-- What the task requires --
How many lines in the records below contain the word "would"? Give only the number.

-- Data shown --
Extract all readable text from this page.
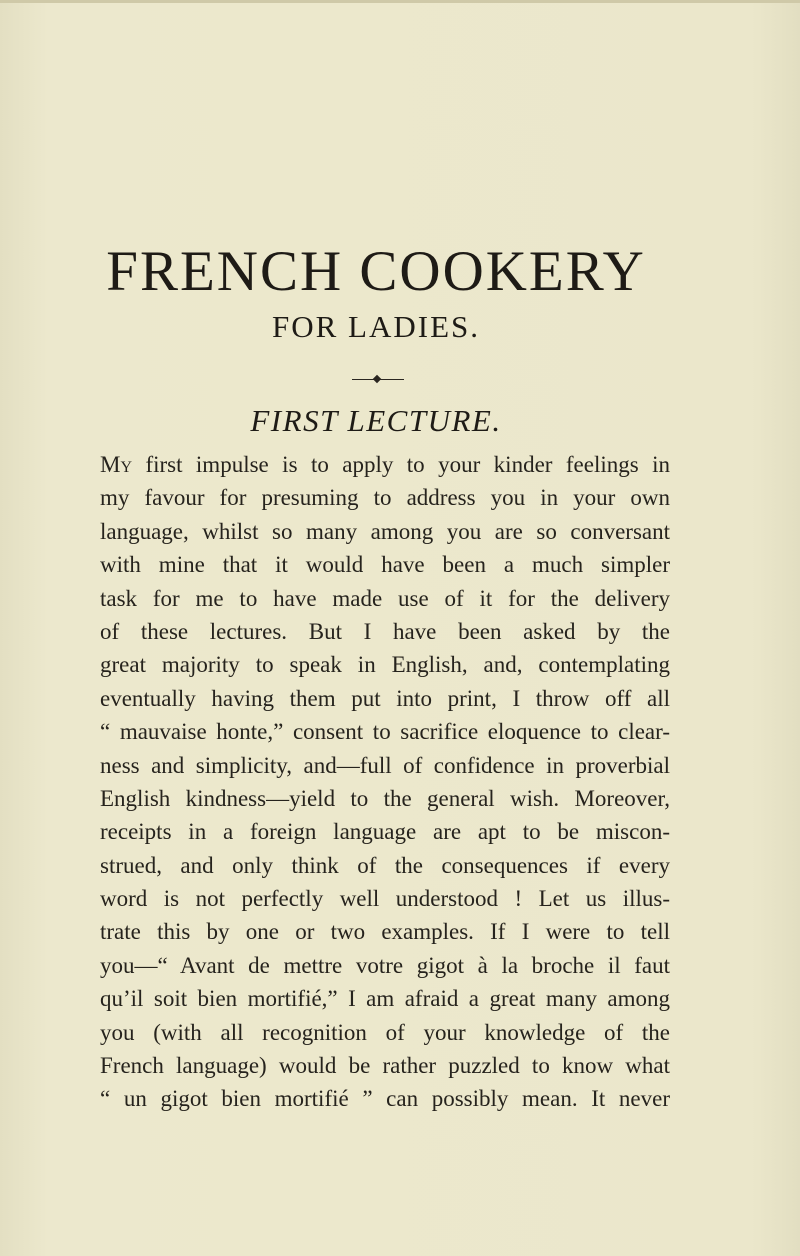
FRENCH COOKERY
FOR LADIES.
FIRST LECTURE.
My first impulse is to apply to your kinder feelings in
my favour for presuming to address you in your own
language, whilst so many among you are so conversant
with mine that it would have been a much simpler
task for me to have made use of it for the delivery
of these lectures. But I have been asked by the
great majority to speak in English, and, contemplating
eventually having them put into print, I throw off all
“ mauvaise honte,” consent to sacrifice eloquence to clear-
ness and simplicity, and—full of confidence in proverbial
English kindness—yield to the general wish. Moreover,
receipts in a foreign language are apt to be miscon-
strued, and only think of the consequences if every
word is not perfectly well understood ! Let us illus-
trate this by one or two examples. If I were to tell
you—“ Avant de mettre votre gigot à la broche il faut
qu’il soit bien mortifié,” I am afraid a great many among
you (with all recognition of your knowledge of the
French language) would be rather puzzled to know what
“ un gigot bien mortifié ” can possibly mean. It never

-- Task response --
2